Task details:
The entries below should be given again exactly, minus their pictures.

_ _ _ _

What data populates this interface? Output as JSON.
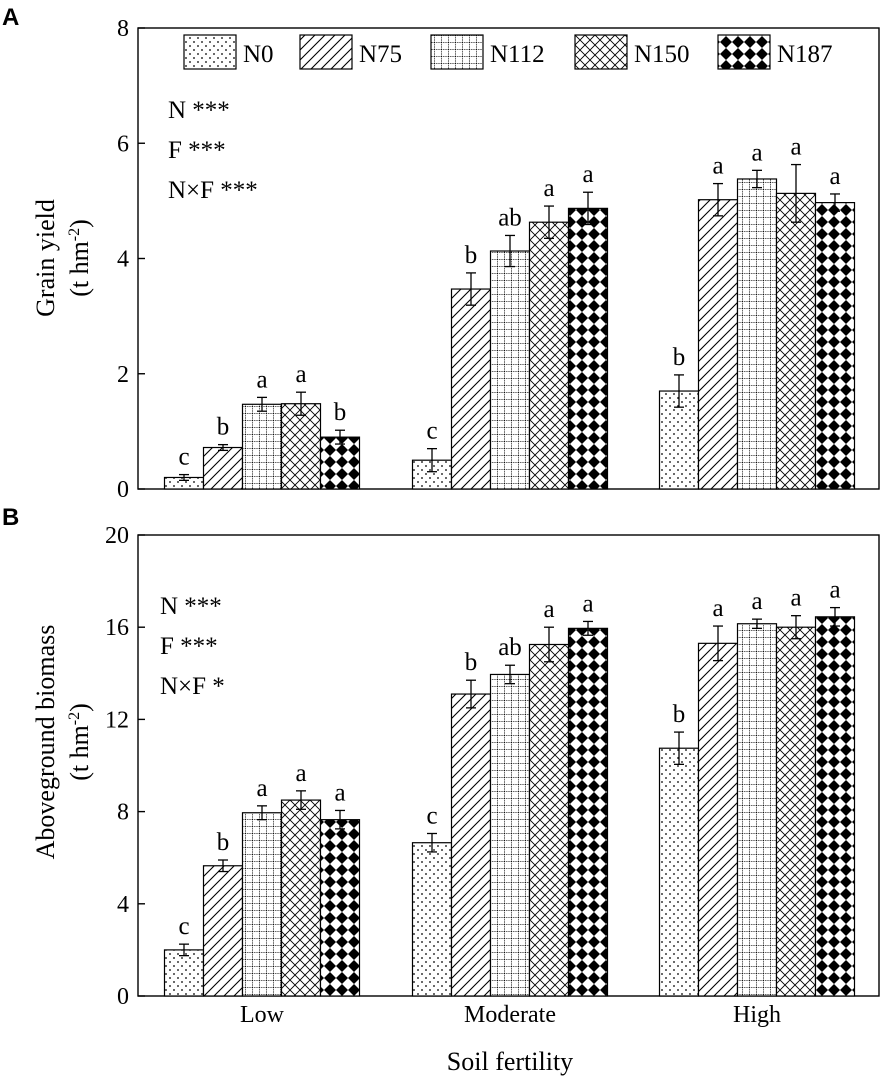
{
  "chart_data": {
    "type": "bar",
    "xlabel": "Soil fertility",
    "categories": [
      "Low",
      "Moderate",
      "High"
    ],
    "legend": [
      "N0",
      "N75",
      "N112",
      "N150",
      "N187"
    ],
    "panels": [
      {
        "tag": "A",
        "ylabel": "Grain yield",
        "yunit_base": "(t hm",
        "yunit_sup": "-2",
        "yunit_close": ")",
        "ylim": [
          0,
          8
        ],
        "yticks": [
          "0",
          "2",
          "4",
          "6",
          "8"
        ],
        "stats": [
          "N ***",
          "F ***",
          "N×F ***"
        ],
        "series": [
          {
            "name": "N0",
            "values": [
              0.2,
              0.5,
              1.7
            ],
            "errors": [
              0.05,
              0.2,
              0.28
            ],
            "letters": [
              "c",
              "c",
              "b"
            ]
          },
          {
            "name": "N75",
            "values": [
              0.72,
              3.47,
              5.02
            ],
            "errors": [
              0.05,
              0.28,
              0.28
            ],
            "letters": [
              "b",
              "b",
              "a"
            ]
          },
          {
            "name": "N112",
            "values": [
              1.47,
              4.13,
              5.38
            ],
            "errors": [
              0.12,
              0.27,
              0.15
            ],
            "letters": [
              "a",
              "ab",
              "a"
            ]
          },
          {
            "name": "N150",
            "values": [
              1.48,
              4.63,
              5.13
            ],
            "errors": [
              0.2,
              0.28,
              0.5
            ],
            "letters": [
              "a",
              "a",
              "a"
            ]
          },
          {
            "name": "N187",
            "values": [
              0.9,
              4.87,
              4.97
            ],
            "errors": [
              0.12,
              0.28,
              0.15
            ],
            "letters": [
              "b",
              "a",
              "a"
            ]
          }
        ]
      },
      {
        "tag": "B",
        "ylabel": "Aboveground biomass",
        "yunit_base": "(t hm",
        "yunit_sup": "-2",
        "yunit_close": ")",
        "ylim": [
          0,
          20
        ],
        "yticks": [
          "0",
          "4",
          "8",
          "12",
          "16",
          "20"
        ],
        "stats": [
          "N ***",
          "F ***",
          "N×F *"
        ],
        "series": [
          {
            "name": "N0",
            "values": [
              2.0,
              6.65,
              10.75
            ],
            "errors": [
              0.25,
              0.4,
              0.7
            ],
            "letters": [
              "c",
              "c",
              "b"
            ]
          },
          {
            "name": "N75",
            "values": [
              5.65,
              13.1,
              15.3
            ],
            "errors": [
              0.25,
              0.6,
              0.75
            ],
            "letters": [
              "b",
              "b",
              "a"
            ]
          },
          {
            "name": "N112",
            "values": [
              7.95,
              13.95,
              16.15
            ],
            "errors": [
              0.3,
              0.4,
              0.2
            ],
            "letters": [
              "a",
              "ab",
              "a"
            ]
          },
          {
            "name": "N150",
            "values": [
              8.5,
              15.25,
              16.0
            ],
            "errors": [
              0.4,
              0.75,
              0.5
            ],
            "letters": [
              "a",
              "a",
              "a"
            ]
          },
          {
            "name": "N187",
            "values": [
              7.65,
              15.95,
              16.45
            ],
            "errors": [
              0.4,
              0.3,
              0.4
            ],
            "letters": [
              "a",
              "a",
              "a"
            ]
          }
        ]
      }
    ]
  }
}
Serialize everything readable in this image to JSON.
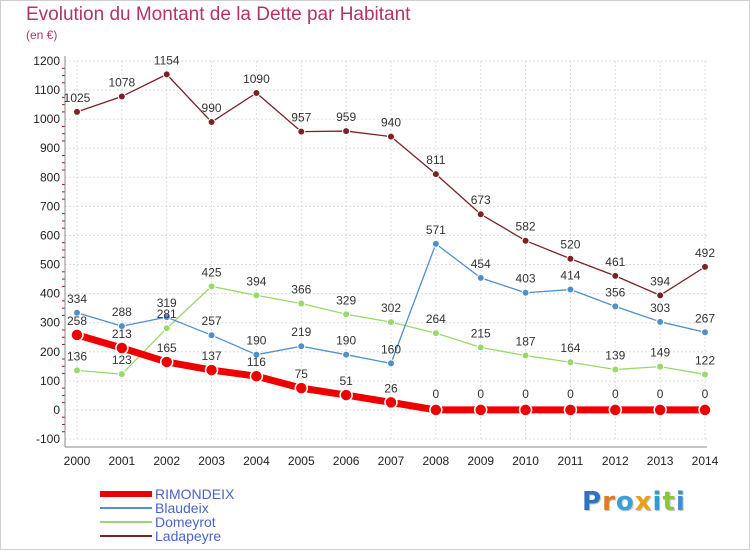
{
  "title": "Evolution du Montant de la Dette par Habitant",
  "subtitle": "(en €)",
  "logo": {
    "text": "Proxiti",
    "letters": [
      "P",
      "r",
      "o",
      "x",
      "i",
      "t",
      "i"
    ],
    "colors": [
      "#2e73c2",
      "#e07b1f",
      "#3aa0d8",
      "#e5a21a",
      "#2e9ad6",
      "#8fc23f",
      "#3c8fd0"
    ]
  },
  "chart_data": {
    "type": "line",
    "x": [
      "2000",
      "2001",
      "2002",
      "2003",
      "2004",
      "2005",
      "2006",
      "2007",
      "2008",
      "2009",
      "2010",
      "2011",
      "2012",
      "2013",
      "2014"
    ],
    "ylim": [
      -100,
      1200
    ],
    "yticks": [
      "-100",
      "0",
      "100",
      "200",
      "300",
      "400",
      "500",
      "600",
      "700",
      "800",
      "900",
      "1000",
      "1100",
      "1200"
    ],
    "grid": true,
    "legend_position": "bottom-left",
    "series": [
      {
        "name": "RIMONDEIX",
        "color": "#ee0000",
        "values": [
          258,
          213,
          165,
          137,
          116,
          75,
          51,
          26,
          0,
          0,
          0,
          0,
          0,
          0,
          0
        ],
        "labels": [
          "258",
          "213",
          "165",
          "137",
          "116",
          "75",
          "51",
          "26",
          "0",
          "0",
          "0",
          "0",
          "0",
          "0",
          "0"
        ]
      },
      {
        "name": "Blaudeix",
        "color": "#4f8fcc",
        "values": [
          334,
          288,
          319,
          257,
          190,
          219,
          190,
          160,
          571,
          454,
          403,
          414,
          356,
          303,
          267
        ],
        "labels": [
          "334",
          "288",
          "319",
          "257",
          "190",
          "219",
          "190",
          "160",
          "571",
          "454",
          "403",
          "414",
          "356",
          "303",
          "267"
        ]
      },
      {
        "name": "Domeyrot",
        "color": "#99d86a",
        "values": [
          136,
          123,
          281,
          425,
          394,
          366,
          329,
          302,
          264,
          215,
          187,
          164,
          139,
          149,
          122
        ],
        "labels": [
          "136",
          "123",
          "281",
          "425",
          "394",
          "366",
          "329",
          "302",
          "264",
          "215",
          "187",
          "164",
          "139",
          "149",
          "122"
        ]
      },
      {
        "name": "Ladapeyre",
        "color": "#7a2226",
        "values": [
          1025,
          1078,
          1154,
          990,
          1090,
          957,
          959,
          940,
          811,
          673,
          582,
          520,
          461,
          394,
          492
        ],
        "labels": [
          "1025",
          "1078",
          "1154",
          "990",
          "1090",
          "957",
          "959",
          "940",
          "811",
          "673",
          "582",
          "520",
          "461",
          "394",
          "492"
        ]
      }
    ]
  }
}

_ _ _ _

Written response:
What data populates this interface? Output as JSON.
{
  "chart_data": {
    "type": "bar",
    "xlabel": "Soil fertility",
    "categories": [
      "Low",
      "Moderate",
      "High"
    ],
    "legend": [
      "N0",
      "N75",
      "N112",
      "N150",
      "N187"
    ],
    "panels": [
      {
        "tag": "A",
        "ylabel": "Grain yield",
        "yunit_base": "(t hm",
        "yunit_sup": "-2",
        "yunit_close": ")",
        "ylim": [
          0,
          8
        ],
        "yticks": [
          "0",
          "2",
          "4",
          "6",
          "8"
        ],
        "stats": [
          "N ***",
          "F ***",
          "N×F ***"
        ],
        "series": [
          {
            "name": "N0",
            "values": [
              0.2,
              0.5,
              1.7
            ],
            "errors": [
              0.05,
              0.2,
              0.28
            ],
            "letters": [
              "c",
              "c",
              "b"
            ]
          },
          {
            "name": "N75",
            "values": [
              0.72,
              3.47,
              5.02
            ],
            "errors": [
              0.05,
              0.28,
              0.28
            ],
            "letters": [
              "b",
              "b",
              "a"
            ]
          },
          {
            "name": "N112",
            "values": [
              1.47,
              4.13,
              5.38
            ],
            "errors": [
              0.12,
              0.27,
              0.15
            ],
            "letters": [
              "a",
              "ab",
              "a"
            ]
          },
          {
            "name": "N150",
            "values": [
              1.48,
              4.63,
              5.13
            ],
            "errors": [
              0.2,
              0.28,
              0.5
            ],
            "letters": [
              "a",
              "a",
              "a"
            ]
          },
          {
            "name": "N187",
            "values": [
              0.9,
              4.87,
              4.97
            ],
            "errors": [
              0.12,
              0.28,
              0.15
            ],
            "letters": [
              "b",
              "a",
              "a"
            ]
          }
        ]
      },
      {
        "tag": "B",
        "ylabel": "Aboveground biomass",
        "yunit_base": "(t hm",
        "yunit_sup": "-2",
        "yunit_close": ")",
        "ylim": [
          0,
          20
        ],
        "yticks": [
          "0",
          "4",
          "8",
          "12",
          "16",
          "20"
        ],
        "stats": [
          "N ***",
          "F ***",
          "N×F *"
        ],
        "series": [
          {
            "name": "N0",
            "values": [
              2.0,
              6.65,
              10.75
            ],
            "errors": [
              0.25,
              0.4,
              0.7
            ],
            "letters": [
              "c",
              "c",
              "b"
            ]
          },
          {
            "name": "N75",
            "values": [
              5.65,
              13.1,
              15.3
            ],
            "errors": [
              0.25,
              0.6,
              0.75
            ],
            "letters": [
              "b",
              "b",
              "a"
            ]
          },
          {
            "name": "N112",
            "values": [
              7.95,
              13.95,
              16.15
            ],
            "errors": [
              0.3,
              0.4,
              0.2
            ],
            "letters": [
              "a",
              "ab",
              "a"
            ]
          },
          {
            "name": "N150",
            "values": [
              8.5,
              15.25,
              16.0
            ],
            "errors": [
              0.4,
              0.75,
              0.5
            ],
            "letters": [
              "a",
              "a",
              "a"
            ]
          },
          {
            "name": "N187",
            "values": [
              7.65,
              15.95,
              16.45
            ],
            "errors": [
              0.4,
              0.3,
              0.4
            ],
            "letters": [
              "a",
              "a",
              "a"
            ]
          }
        ]
      }
    ]
  }
}
Serialize everything readable in this image to JSON.
{
  "title": "Evolution du Montant de la Dette par Habitant",
  "subtitle": "(en €)",
  "logo": {
    "text": "Proxiti",
    "letters": [
      "P",
      "r",
      "o",
      "x",
      "i",
      "t",
      "i"
    ],
    "colors": [
      "#2e73c2",
      "#e07b1f",
      "#3aa0d8",
      "#e5a21a",
      "#2e9ad6",
      "#8fc23f",
      "#3c8fd0"
    ]
  },
  "chart_data": {
    "type": "line",
    "x": [
      "2000",
      "2001",
      "2002",
      "2003",
      "2004",
      "2005",
      "2006",
      "2007",
      "2008",
      "2009",
      "2010",
      "2011",
      "2012",
      "2013",
      "2014"
    ],
    "ylim": [
      -100,
      1200
    ],
    "yticks": [
      "-100",
      "0",
      "100",
      "200",
      "300",
      "400",
      "500",
      "600",
      "700",
      "800",
      "900",
      "1000",
      "1100",
      "1200"
    ],
    "grid": true,
    "legend_position": "bottom-left",
    "series": [
      {
        "name": "RIMONDEIX",
        "color": "#ee0000",
        "values": [
          258,
          213,
          165,
          137,
          116,
          75,
          51,
          26,
          0,
          0,
          0,
          0,
          0,
          0,
          0
        ],
        "labels": [
          "258",
          "213",
          "165",
          "137",
          "116",
          "75",
          "51",
          "26",
          "0",
          "0",
          "0",
          "0",
          "0",
          "0",
          "0"
        ]
      },
      {
        "name": "Blaudeix",
        "color": "#4f8fcc",
        "values": [
          334,
          288,
          319,
          257,
          190,
          219,
          190,
          160,
          571,
          454,
          403,
          414,
          356,
          303,
          267
        ],
        "labels": [
          "334",
          "288",
          "319",
          "257",
          "190",
          "219",
          "190",
          "160",
          "571",
          "454",
          "403",
          "414",
          "356",
          "303",
          "267"
        ]
      },
      {
        "name": "Domeyrot",
        "color": "#99d86a",
        "values": [
          136,
          123,
          281,
          425,
          394,
          366,
          329,
          302,
          264,
          215,
          187,
          164,
          139,
          149,
          122
        ],
        "labels": [
          "136",
          "123",
          "281",
          "425",
          "394",
          "366",
          "329",
          "302",
          "264",
          "215",
          "187",
          "164",
          "139",
          "149",
          "122"
        ]
      },
      {
        "name": "Ladapeyre",
        "color": "#7a2226",
        "values": [
          1025,
          1078,
          1154,
          990,
          1090,
          957,
          959,
          940,
          811,
          673,
          582,
          520,
          461,
          394,
          492
        ],
        "labels": [
          "1025",
          "1078",
          "1154",
          "990",
          "1090",
          "957",
          "959",
          "940",
          "811",
          "673",
          "582",
          "520",
          "461",
          "394",
          "492"
        ]
      }
    ]
  }
}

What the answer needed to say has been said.